■ **Dataset listings of figures**:
** start **
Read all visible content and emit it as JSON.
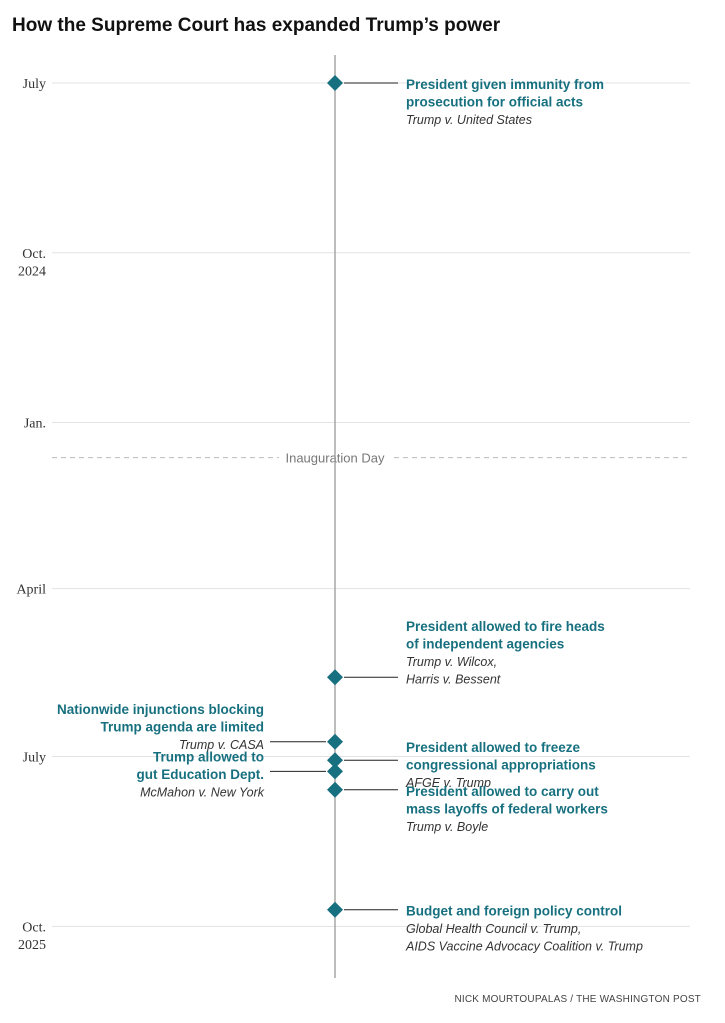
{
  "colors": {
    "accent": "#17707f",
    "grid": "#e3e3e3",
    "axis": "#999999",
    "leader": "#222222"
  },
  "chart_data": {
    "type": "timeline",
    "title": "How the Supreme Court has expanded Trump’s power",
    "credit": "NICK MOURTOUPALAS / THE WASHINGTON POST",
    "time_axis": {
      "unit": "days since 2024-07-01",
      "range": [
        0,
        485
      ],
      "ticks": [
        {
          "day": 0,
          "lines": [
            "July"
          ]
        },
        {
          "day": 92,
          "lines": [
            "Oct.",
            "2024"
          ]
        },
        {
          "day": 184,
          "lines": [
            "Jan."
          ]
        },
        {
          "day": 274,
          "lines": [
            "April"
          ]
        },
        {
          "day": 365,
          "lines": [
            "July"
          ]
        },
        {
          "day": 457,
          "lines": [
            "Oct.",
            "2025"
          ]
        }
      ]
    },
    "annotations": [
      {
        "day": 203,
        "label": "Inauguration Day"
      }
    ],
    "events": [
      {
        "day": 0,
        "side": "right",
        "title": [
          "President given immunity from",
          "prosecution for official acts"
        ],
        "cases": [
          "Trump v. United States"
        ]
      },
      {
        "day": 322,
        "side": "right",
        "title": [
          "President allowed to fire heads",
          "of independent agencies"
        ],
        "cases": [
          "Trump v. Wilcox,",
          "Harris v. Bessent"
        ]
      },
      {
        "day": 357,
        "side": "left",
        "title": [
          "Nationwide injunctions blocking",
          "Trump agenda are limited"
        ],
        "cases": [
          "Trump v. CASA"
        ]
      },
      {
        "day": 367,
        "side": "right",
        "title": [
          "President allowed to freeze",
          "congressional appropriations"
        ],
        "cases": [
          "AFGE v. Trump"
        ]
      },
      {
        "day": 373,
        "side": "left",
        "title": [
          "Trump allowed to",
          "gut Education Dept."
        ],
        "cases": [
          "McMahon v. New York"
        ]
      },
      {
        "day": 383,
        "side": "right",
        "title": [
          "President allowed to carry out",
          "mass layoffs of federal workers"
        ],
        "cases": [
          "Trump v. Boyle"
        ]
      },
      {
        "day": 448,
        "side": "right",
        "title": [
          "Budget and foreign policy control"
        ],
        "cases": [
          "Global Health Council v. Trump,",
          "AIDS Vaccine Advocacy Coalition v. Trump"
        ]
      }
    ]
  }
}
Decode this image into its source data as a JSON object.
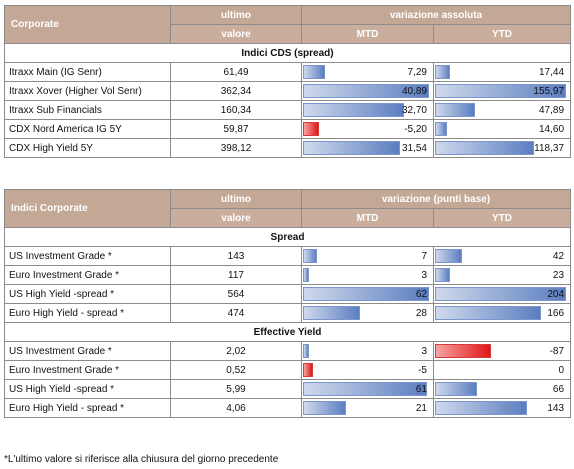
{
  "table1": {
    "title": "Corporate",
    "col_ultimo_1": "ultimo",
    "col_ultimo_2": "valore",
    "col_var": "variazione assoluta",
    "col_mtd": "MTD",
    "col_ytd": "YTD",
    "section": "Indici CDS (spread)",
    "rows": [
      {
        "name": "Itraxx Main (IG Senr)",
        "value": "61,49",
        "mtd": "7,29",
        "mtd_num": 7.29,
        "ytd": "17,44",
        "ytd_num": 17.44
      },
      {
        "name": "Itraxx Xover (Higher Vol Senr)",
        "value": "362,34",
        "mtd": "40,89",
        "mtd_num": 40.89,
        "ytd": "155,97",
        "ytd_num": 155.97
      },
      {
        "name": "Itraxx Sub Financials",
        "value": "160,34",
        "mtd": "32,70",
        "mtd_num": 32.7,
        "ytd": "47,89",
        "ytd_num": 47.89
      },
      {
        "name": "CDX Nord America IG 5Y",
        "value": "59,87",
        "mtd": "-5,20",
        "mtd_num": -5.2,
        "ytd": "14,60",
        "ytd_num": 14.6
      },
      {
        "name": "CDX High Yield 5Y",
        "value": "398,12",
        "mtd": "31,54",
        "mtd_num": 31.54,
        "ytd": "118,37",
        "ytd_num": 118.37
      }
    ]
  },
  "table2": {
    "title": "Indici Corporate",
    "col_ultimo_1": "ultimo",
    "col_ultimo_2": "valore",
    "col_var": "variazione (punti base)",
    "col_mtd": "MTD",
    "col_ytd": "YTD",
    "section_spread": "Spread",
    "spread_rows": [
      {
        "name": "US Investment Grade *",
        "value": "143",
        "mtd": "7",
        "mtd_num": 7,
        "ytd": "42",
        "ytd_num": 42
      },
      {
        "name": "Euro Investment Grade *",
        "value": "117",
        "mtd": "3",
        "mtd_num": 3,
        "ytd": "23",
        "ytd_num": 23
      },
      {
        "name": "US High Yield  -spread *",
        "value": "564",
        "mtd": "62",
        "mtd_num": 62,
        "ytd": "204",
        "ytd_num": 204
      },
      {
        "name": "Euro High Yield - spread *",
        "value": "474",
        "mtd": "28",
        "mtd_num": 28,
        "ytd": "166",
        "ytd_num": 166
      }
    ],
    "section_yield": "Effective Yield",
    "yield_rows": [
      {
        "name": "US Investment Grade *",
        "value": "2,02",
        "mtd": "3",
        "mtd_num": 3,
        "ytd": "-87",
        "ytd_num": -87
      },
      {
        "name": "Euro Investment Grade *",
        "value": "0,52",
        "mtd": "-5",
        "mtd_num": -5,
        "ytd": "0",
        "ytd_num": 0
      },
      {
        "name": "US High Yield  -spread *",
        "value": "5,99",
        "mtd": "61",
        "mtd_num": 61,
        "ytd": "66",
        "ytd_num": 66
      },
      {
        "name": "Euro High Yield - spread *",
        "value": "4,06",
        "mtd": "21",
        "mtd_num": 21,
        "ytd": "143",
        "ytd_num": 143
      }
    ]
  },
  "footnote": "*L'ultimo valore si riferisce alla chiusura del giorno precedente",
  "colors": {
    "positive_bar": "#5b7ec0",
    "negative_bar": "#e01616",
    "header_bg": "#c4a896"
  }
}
** end **
** start **
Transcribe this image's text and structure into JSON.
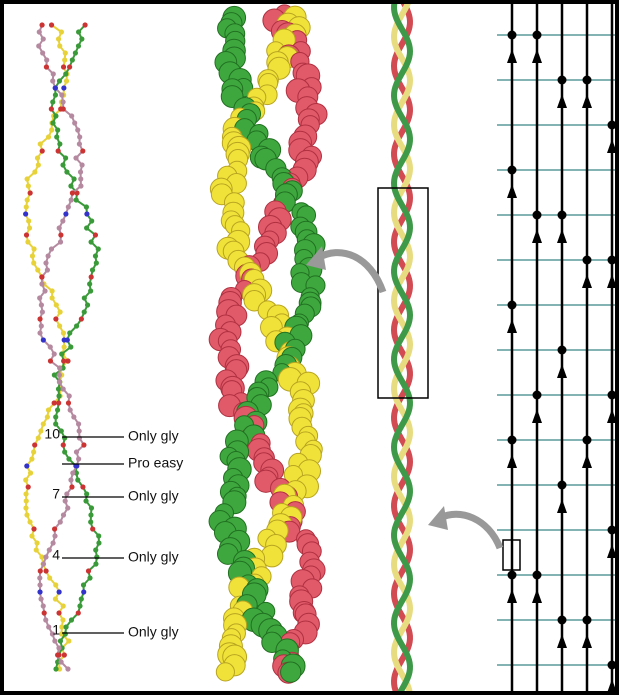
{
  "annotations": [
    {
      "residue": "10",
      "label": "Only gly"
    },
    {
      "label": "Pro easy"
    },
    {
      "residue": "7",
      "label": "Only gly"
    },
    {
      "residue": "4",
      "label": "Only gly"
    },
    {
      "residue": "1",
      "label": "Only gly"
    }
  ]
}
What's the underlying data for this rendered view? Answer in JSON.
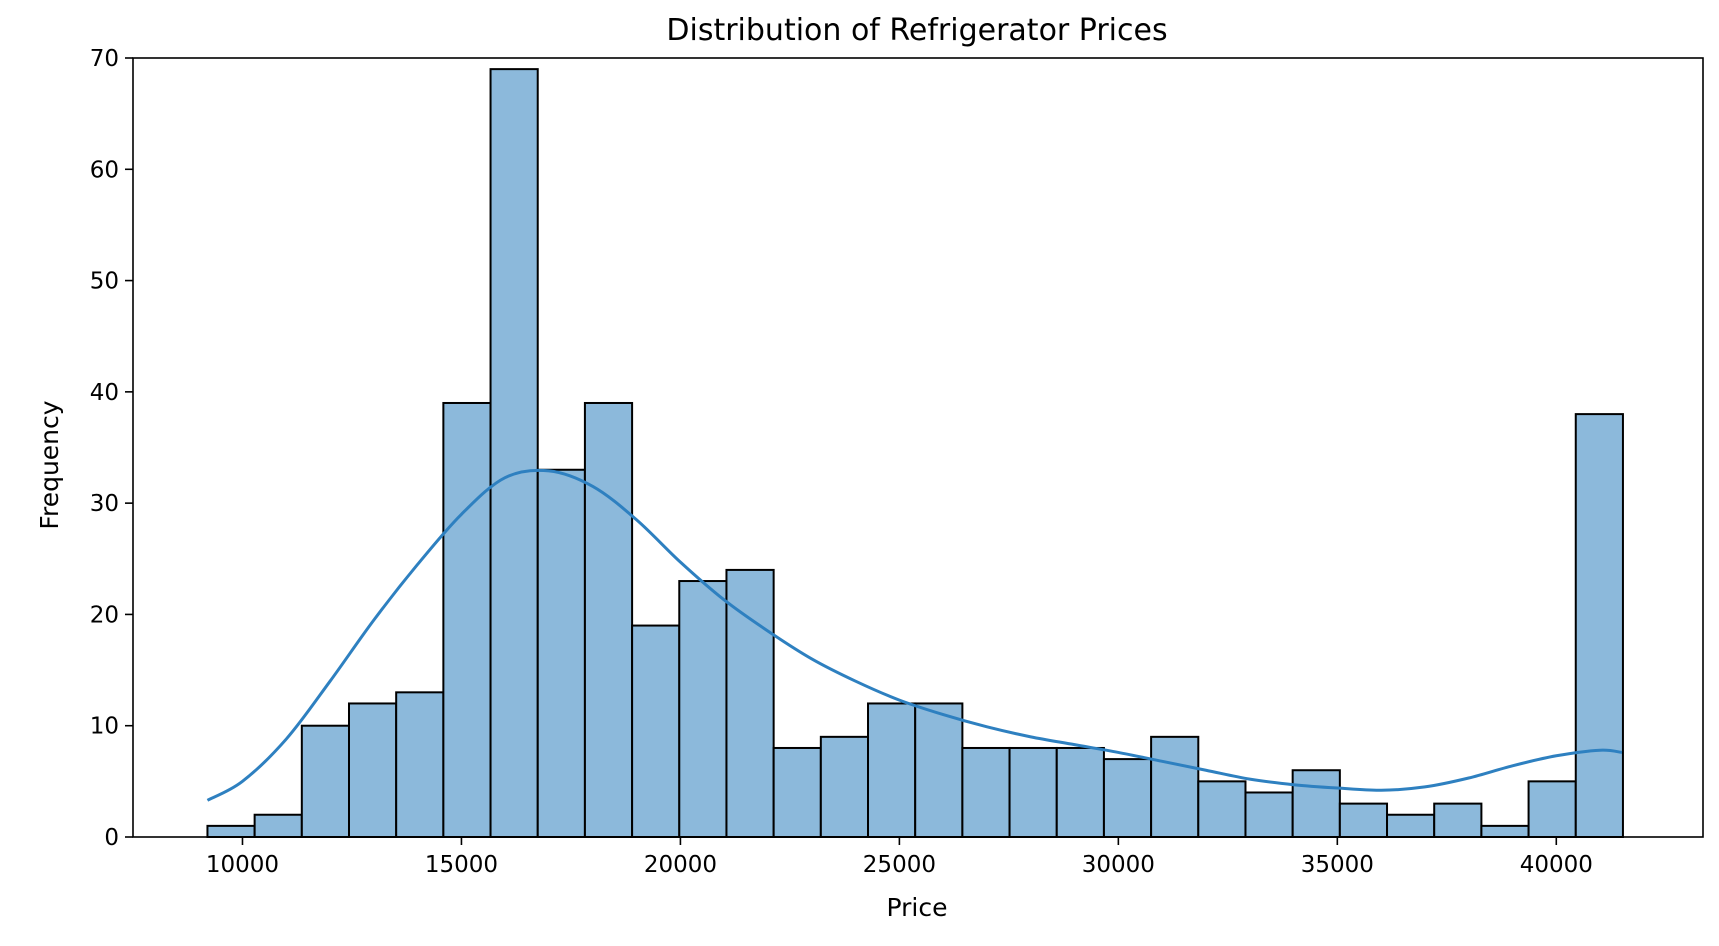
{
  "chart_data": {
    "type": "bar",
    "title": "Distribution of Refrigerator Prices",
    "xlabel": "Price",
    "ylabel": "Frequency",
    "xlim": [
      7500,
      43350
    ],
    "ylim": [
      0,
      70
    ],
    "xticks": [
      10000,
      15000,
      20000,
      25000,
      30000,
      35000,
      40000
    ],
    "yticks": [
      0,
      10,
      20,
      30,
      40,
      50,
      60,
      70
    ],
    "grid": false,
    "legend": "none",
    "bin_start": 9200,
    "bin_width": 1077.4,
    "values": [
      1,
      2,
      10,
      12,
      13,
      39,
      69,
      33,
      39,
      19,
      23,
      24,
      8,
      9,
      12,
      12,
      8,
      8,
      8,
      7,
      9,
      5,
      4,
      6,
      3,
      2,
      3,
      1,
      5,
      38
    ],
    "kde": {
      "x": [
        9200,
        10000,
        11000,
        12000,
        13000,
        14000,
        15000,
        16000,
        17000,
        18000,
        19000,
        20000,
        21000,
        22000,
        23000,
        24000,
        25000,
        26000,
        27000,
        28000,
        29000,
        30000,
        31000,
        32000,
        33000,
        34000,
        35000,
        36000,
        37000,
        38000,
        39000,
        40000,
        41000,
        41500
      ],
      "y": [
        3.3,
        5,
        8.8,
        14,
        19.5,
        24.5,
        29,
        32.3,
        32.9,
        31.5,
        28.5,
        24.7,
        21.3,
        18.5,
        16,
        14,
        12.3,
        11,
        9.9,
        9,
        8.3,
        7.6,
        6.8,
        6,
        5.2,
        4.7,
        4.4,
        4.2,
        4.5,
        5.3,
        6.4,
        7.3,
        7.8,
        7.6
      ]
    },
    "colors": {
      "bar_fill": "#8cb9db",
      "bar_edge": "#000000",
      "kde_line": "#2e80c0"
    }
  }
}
** end **
** start **
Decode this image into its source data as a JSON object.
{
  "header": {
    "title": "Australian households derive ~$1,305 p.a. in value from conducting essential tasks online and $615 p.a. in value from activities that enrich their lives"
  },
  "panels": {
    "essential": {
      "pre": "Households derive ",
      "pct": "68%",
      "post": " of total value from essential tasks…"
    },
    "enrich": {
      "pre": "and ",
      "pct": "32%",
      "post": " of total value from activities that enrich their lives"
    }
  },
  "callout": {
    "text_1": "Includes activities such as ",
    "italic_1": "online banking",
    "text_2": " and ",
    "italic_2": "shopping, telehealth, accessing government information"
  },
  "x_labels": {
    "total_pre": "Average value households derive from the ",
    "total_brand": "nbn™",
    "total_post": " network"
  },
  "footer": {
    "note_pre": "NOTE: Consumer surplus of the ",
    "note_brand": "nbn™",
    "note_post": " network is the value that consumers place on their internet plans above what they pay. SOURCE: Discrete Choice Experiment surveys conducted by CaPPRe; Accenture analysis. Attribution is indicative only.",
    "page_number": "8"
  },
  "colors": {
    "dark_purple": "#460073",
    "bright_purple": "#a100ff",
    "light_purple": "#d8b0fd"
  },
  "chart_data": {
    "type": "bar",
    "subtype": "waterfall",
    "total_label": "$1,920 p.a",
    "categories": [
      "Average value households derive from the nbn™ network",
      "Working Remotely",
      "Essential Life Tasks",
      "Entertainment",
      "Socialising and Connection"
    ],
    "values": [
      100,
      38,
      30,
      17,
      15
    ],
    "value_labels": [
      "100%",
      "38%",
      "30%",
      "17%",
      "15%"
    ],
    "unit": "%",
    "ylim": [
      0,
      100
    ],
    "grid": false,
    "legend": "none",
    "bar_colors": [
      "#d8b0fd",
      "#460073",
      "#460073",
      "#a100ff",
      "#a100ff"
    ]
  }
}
** end **
■ **TASK OBJECTIVE**: Filter lines by "Corporate" and return each hit.

■ **FINAL ANSWER**:
    "title": "Corporate",
    "title": "Indici Corporate",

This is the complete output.